Records supplied:
******

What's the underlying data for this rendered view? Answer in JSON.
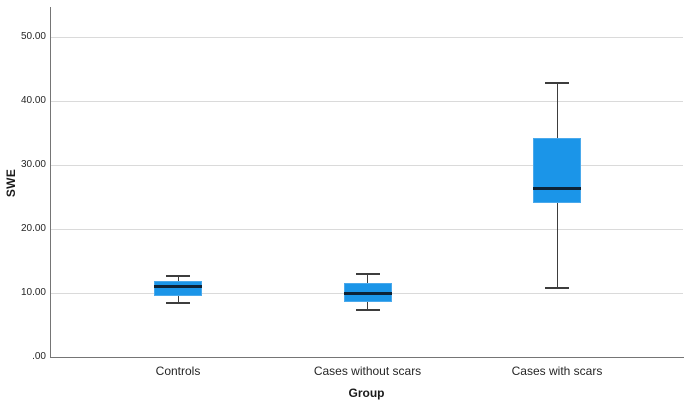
{
  "chart_data": {
    "type": "boxplot",
    "title": "",
    "xlabel": "Group",
    "ylabel": "SWE",
    "categories": [
      "Controls",
      "Cases without scars",
      "Cases with scars"
    ],
    "y_ticks": [
      ".00",
      "10.00",
      "20.00",
      "30.00",
      "40.00",
      "50.00"
    ],
    "y_tick_values": [
      0,
      10,
      20,
      30,
      40,
      50
    ],
    "ylim": [
      0,
      54.7
    ],
    "grid": true,
    "legend": "none",
    "series": [
      {
        "name": "Controls",
        "whisker_low": 8.4,
        "q1": 9.5,
        "median": 11.0,
        "q3": 11.9,
        "whisker_high": 12.7
      },
      {
        "name": "Cases without scars",
        "whisker_low": 7.3,
        "q1": 8.6,
        "median": 10.0,
        "q3": 11.6,
        "whisker_high": 13.0
      },
      {
        "name": "Cases with scars",
        "whisker_low": 10.8,
        "q1": 24.1,
        "median": 26.3,
        "q3": 34.2,
        "whisker_high": 42.8
      }
    ],
    "colors": {
      "box_fill": "#1b95e8",
      "box_border": "#4aa9ec",
      "median": "#0d2236",
      "whisker": "#3d3d3d",
      "grid": "#dadada",
      "axis": "#757575",
      "text": "#262626",
      "background": "#ffffff"
    }
  }
}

******

Task: Each entry above is to be written out again unchanged, apart from the pictures, which are left out.

Written reply:
What's the underlying data for this rendered view? Answer in JSON.
{
  "chart_data": {
    "type": "boxplot",
    "title": "",
    "xlabel": "Group",
    "ylabel": "SWE",
    "categories": [
      "Controls",
      "Cases without scars",
      "Cases with scars"
    ],
    "y_ticks": [
      ".00",
      "10.00",
      "20.00",
      "30.00",
      "40.00",
      "50.00"
    ],
    "y_tick_values": [
      0,
      10,
      20,
      30,
      40,
      50
    ],
    "ylim": [
      0,
      54.7
    ],
    "grid": true,
    "legend": "none",
    "series": [
      {
        "name": "Controls",
        "whisker_low": 8.4,
        "q1": 9.5,
        "median": 11.0,
        "q3": 11.9,
        "whisker_high": 12.7
      },
      {
        "name": "Cases without scars",
        "whisker_low": 7.3,
        "q1": 8.6,
        "median": 10.0,
        "q3": 11.6,
        "whisker_high": 13.0
      },
      {
        "name": "Cases with scars",
        "whisker_low": 10.8,
        "q1": 24.1,
        "median": 26.3,
        "q3": 34.2,
        "whisker_high": 42.8
      }
    ],
    "colors": {
      "box_fill": "#1b95e8",
      "box_border": "#4aa9ec",
      "median": "#0d2236",
      "whisker": "#3d3d3d",
      "grid": "#dadada",
      "axis": "#757575",
      "text": "#262626",
      "background": "#ffffff"
    }
  }
}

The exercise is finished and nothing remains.